▸ Required work
Make an exact copy of all the entries below, with the pictures left out.

— Start of Record excerpts —

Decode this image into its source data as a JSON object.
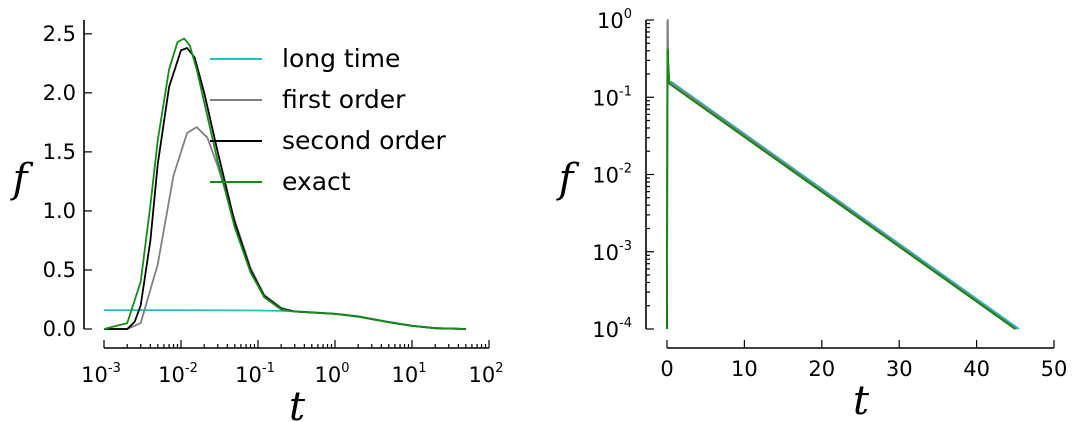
{
  "chart_data": [
    {
      "type": "line",
      "xscale": "log",
      "xlim": [
        0.001,
        100
      ],
      "ylim": [
        0,
        2.6
      ],
      "xlabel": "t",
      "ylabel": "f",
      "grid": false,
      "legend": {
        "placement": "top-right",
        "frame": false
      },
      "xticks": [
        {
          "value": 0.001,
          "base": "10",
          "exp": "-3"
        },
        {
          "value": 0.01,
          "base": "10",
          "exp": "-2"
        },
        {
          "value": 0.1,
          "base": "10",
          "exp": "-1"
        },
        {
          "value": 1,
          "base": "10",
          "exp": "0"
        },
        {
          "value": 10,
          "base": "10",
          "exp": "1"
        },
        {
          "value": 100,
          "base": "10",
          "exp": "2"
        }
      ],
      "yticks": [
        {
          "value": 0.0,
          "label": "0.0"
        },
        {
          "value": 0.5,
          "label": "0.5"
        },
        {
          "value": 1.0,
          "label": "1.0"
        },
        {
          "value": 1.5,
          "label": "1.5"
        },
        {
          "value": 2.0,
          "label": "2.0"
        },
        {
          "value": 2.5,
          "label": "2.5"
        }
      ],
      "series": [
        {
          "name": "long time",
          "color": "#22bfc4",
          "x": [
            0.001,
            0.01,
            0.1,
            0.2,
            0.4,
            1,
            2,
            5,
            10,
            20,
            50
          ],
          "y": [
            0.16,
            0.16,
            0.157,
            0.153,
            0.146,
            0.13,
            0.108,
            0.06,
            0.028,
            0.008,
            0.001
          ]
        },
        {
          "name": "first order",
          "color": "#808080",
          "x": [
            0.001,
            0.002,
            0.003,
            0.005,
            0.008,
            0.012,
            0.016,
            0.022,
            0.03,
            0.05,
            0.08,
            0.12,
            0.2,
            0.3,
            0.5,
            1,
            2,
            5,
            10,
            20,
            50
          ],
          "y": [
            0.0,
            0.0,
            0.05,
            0.55,
            1.3,
            1.66,
            1.71,
            1.62,
            1.38,
            0.92,
            0.52,
            0.29,
            0.18,
            0.148,
            0.14,
            0.128,
            0.105,
            0.058,
            0.026,
            0.007,
            0.0
          ]
        },
        {
          "name": "second order",
          "color": "#000000",
          "x": [
            0.001,
            0.002,
            0.0025,
            0.003,
            0.004,
            0.005,
            0.007,
            0.01,
            0.012,
            0.015,
            0.02,
            0.03,
            0.05,
            0.08,
            0.12,
            0.2,
            0.3,
            0.5,
            1,
            2,
            5,
            10,
            20,
            50
          ],
          "y": [
            0.0,
            0.0,
            0.06,
            0.2,
            0.75,
            1.4,
            2.05,
            2.36,
            2.38,
            2.3,
            2.0,
            1.5,
            0.9,
            0.5,
            0.28,
            0.17,
            0.148,
            0.14,
            0.128,
            0.105,
            0.058,
            0.026,
            0.007,
            0.0
          ]
        },
        {
          "name": "exact",
          "color": "#168b16",
          "x": [
            0.001,
            0.002,
            0.003,
            0.004,
            0.005,
            0.007,
            0.009,
            0.011,
            0.013,
            0.016,
            0.02,
            0.03,
            0.05,
            0.08,
            0.12,
            0.2,
            0.3,
            0.5,
            1,
            2,
            5,
            10,
            20,
            50
          ],
          "y": [
            0.0,
            0.05,
            0.4,
            1.05,
            1.6,
            2.2,
            2.43,
            2.46,
            2.4,
            2.2,
            1.92,
            1.42,
            0.86,
            0.48,
            0.27,
            0.165,
            0.148,
            0.14,
            0.128,
            0.105,
            0.058,
            0.026,
            0.007,
            0.0
          ]
        }
      ]
    },
    {
      "type": "line",
      "yscale": "log",
      "xlim": [
        0,
        50
      ],
      "ylim": [
        0.0001,
        1
      ],
      "xlabel": "t",
      "ylabel": "f",
      "grid": false,
      "xticks": [
        {
          "value": 0,
          "label": "0"
        },
        {
          "value": 10,
          "label": "10"
        },
        {
          "value": 20,
          "label": "20"
        },
        {
          "value": 30,
          "label": "30"
        },
        {
          "value": 40,
          "label": "40"
        },
        {
          "value": 50,
          "label": "50"
        }
      ],
      "yticks": [
        {
          "value": 1,
          "base": "10",
          "exp": "0"
        },
        {
          "value": 0.1,
          "base": "10",
          "exp": "-1"
        },
        {
          "value": 0.01,
          "base": "10",
          "exp": "-2"
        },
        {
          "value": 0.001,
          "base": "10",
          "exp": "-3"
        },
        {
          "value": 0.0001,
          "base": "10",
          "exp": "-4"
        }
      ],
      "series": [
        {
          "name": "long time",
          "color": "#22bfc4",
          "x": [
            0.5,
            45.5
          ],
          "y": [
            0.16,
            0.0001
          ]
        },
        {
          "name": "first order",
          "color": "#808080",
          "x": [
            0.0,
            0.05,
            0.1,
            0.15,
            0.3,
            0.5,
            45.2
          ],
          "y": [
            0.0001,
            0.95,
            1.0,
            0.3,
            0.16,
            0.155,
            0.0001
          ]
        },
        {
          "name": "second order",
          "color": "#000000",
          "x": [
            0.0,
            0.05,
            0.1,
            0.15,
            0.3,
            0.5,
            45.0
          ],
          "y": [
            0.0001,
            0.3,
            0.4,
            0.25,
            0.15,
            0.145,
            0.0001
          ]
        },
        {
          "name": "exact",
          "color": "#168b16",
          "x": [
            0.0,
            0.05,
            0.1,
            0.15,
            0.3,
            0.5,
            45.0
          ],
          "y": [
            0.0001,
            0.35,
            0.42,
            0.25,
            0.15,
            0.145,
            0.0001
          ]
        }
      ]
    }
  ]
}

— End of Record excerpts —

▸ Output of the task
Decode this image into its source data as a JSON object.
{
  "chart_data": [
    {
      "type": "line",
      "xscale": "log",
      "xlim": [
        0.001,
        100
      ],
      "ylim": [
        0,
        2.6
      ],
      "xlabel": "t",
      "ylabel": "f",
      "grid": false,
      "legend": {
        "placement": "top-right",
        "frame": false
      },
      "xticks": [
        {
          "value": 0.001,
          "base": "10",
          "exp": "-3"
        },
        {
          "value": 0.01,
          "base": "10",
          "exp": "-2"
        },
        {
          "value": 0.1,
          "base": "10",
          "exp": "-1"
        },
        {
          "value": 1,
          "base": "10",
          "exp": "0"
        },
        {
          "value": 10,
          "base": "10",
          "exp": "1"
        },
        {
          "value": 100,
          "base": "10",
          "exp": "2"
        }
      ],
      "yticks": [
        {
          "value": 0.0,
          "label": "0.0"
        },
        {
          "value": 0.5,
          "label": "0.5"
        },
        {
          "value": 1.0,
          "label": "1.0"
        },
        {
          "value": 1.5,
          "label": "1.5"
        },
        {
          "value": 2.0,
          "label": "2.0"
        },
        {
          "value": 2.5,
          "label": "2.5"
        }
      ],
      "series": [
        {
          "name": "long time",
          "color": "#22bfc4",
          "x": [
            0.001,
            0.01,
            0.1,
            0.2,
            0.4,
            1,
            2,
            5,
            10,
            20,
            50
          ],
          "y": [
            0.16,
            0.16,
            0.157,
            0.153,
            0.146,
            0.13,
            0.108,
            0.06,
            0.028,
            0.008,
            0.001
          ]
        },
        {
          "name": "first order",
          "color": "#808080",
          "x": [
            0.001,
            0.002,
            0.003,
            0.005,
            0.008,
            0.012,
            0.016,
            0.022,
            0.03,
            0.05,
            0.08,
            0.12,
            0.2,
            0.3,
            0.5,
            1,
            2,
            5,
            10,
            20,
            50
          ],
          "y": [
            0.0,
            0.0,
            0.05,
            0.55,
            1.3,
            1.66,
            1.71,
            1.62,
            1.38,
            0.92,
            0.52,
            0.29,
            0.18,
            0.148,
            0.14,
            0.128,
            0.105,
            0.058,
            0.026,
            0.007,
            0.0
          ]
        },
        {
          "name": "second order",
          "color": "#000000",
          "x": [
            0.001,
            0.002,
            0.0025,
            0.003,
            0.004,
            0.005,
            0.007,
            0.01,
            0.012,
            0.015,
            0.02,
            0.03,
            0.05,
            0.08,
            0.12,
            0.2,
            0.3,
            0.5,
            1,
            2,
            5,
            10,
            20,
            50
          ],
          "y": [
            0.0,
            0.0,
            0.06,
            0.2,
            0.75,
            1.4,
            2.05,
            2.36,
            2.38,
            2.3,
            2.0,
            1.5,
            0.9,
            0.5,
            0.28,
            0.17,
            0.148,
            0.14,
            0.128,
            0.105,
            0.058,
            0.026,
            0.007,
            0.0
          ]
        },
        {
          "name": "exact",
          "color": "#168b16",
          "x": [
            0.001,
            0.002,
            0.003,
            0.004,
            0.005,
            0.007,
            0.009,
            0.011,
            0.013,
            0.016,
            0.02,
            0.03,
            0.05,
            0.08,
            0.12,
            0.2,
            0.3,
            0.5,
            1,
            2,
            5,
            10,
            20,
            50
          ],
          "y": [
            0.0,
            0.05,
            0.4,
            1.05,
            1.6,
            2.2,
            2.43,
            2.46,
            2.4,
            2.2,
            1.92,
            1.42,
            0.86,
            0.48,
            0.27,
            0.165,
            0.148,
            0.14,
            0.128,
            0.105,
            0.058,
            0.026,
            0.007,
            0.0
          ]
        }
      ]
    },
    {
      "type": "line",
      "yscale": "log",
      "xlim": [
        0,
        50
      ],
      "ylim": [
        0.0001,
        1
      ],
      "xlabel": "t",
      "ylabel": "f",
      "grid": false,
      "xticks": [
        {
          "value": 0,
          "label": "0"
        },
        {
          "value": 10,
          "label": "10"
        },
        {
          "value": 20,
          "label": "20"
        },
        {
          "value": 30,
          "label": "30"
        },
        {
          "value": 40,
          "label": "40"
        },
        {
          "value": 50,
          "label": "50"
        }
      ],
      "yticks": [
        {
          "value": 1,
          "base": "10",
          "exp": "0"
        },
        {
          "value": 0.1,
          "base": "10",
          "exp": "-1"
        },
        {
          "value": 0.01,
          "base": "10",
          "exp": "-2"
        },
        {
          "value": 0.001,
          "base": "10",
          "exp": "-3"
        },
        {
          "value": 0.0001,
          "base": "10",
          "exp": "-4"
        }
      ],
      "series": [
        {
          "name": "long time",
          "color": "#22bfc4",
          "x": [
            0.5,
            45.5
          ],
          "y": [
            0.16,
            0.0001
          ]
        },
        {
          "name": "first order",
          "color": "#808080",
          "x": [
            0.0,
            0.05,
            0.1,
            0.15,
            0.3,
            0.5,
            45.2
          ],
          "y": [
            0.0001,
            0.95,
            1.0,
            0.3,
            0.16,
            0.155,
            0.0001
          ]
        },
        {
          "name": "second order",
          "color": "#000000",
          "x": [
            0.0,
            0.05,
            0.1,
            0.15,
            0.3,
            0.5,
            45.0
          ],
          "y": [
            0.0001,
            0.3,
            0.4,
            0.25,
            0.15,
            0.145,
            0.0001
          ]
        },
        {
          "name": "exact",
          "color": "#168b16",
          "x": [
            0.0,
            0.05,
            0.1,
            0.15,
            0.3,
            0.5,
            45.0
          ],
          "y": [
            0.0001,
            0.35,
            0.42,
            0.25,
            0.15,
            0.145,
            0.0001
          ]
        }
      ]
    }
  ]
}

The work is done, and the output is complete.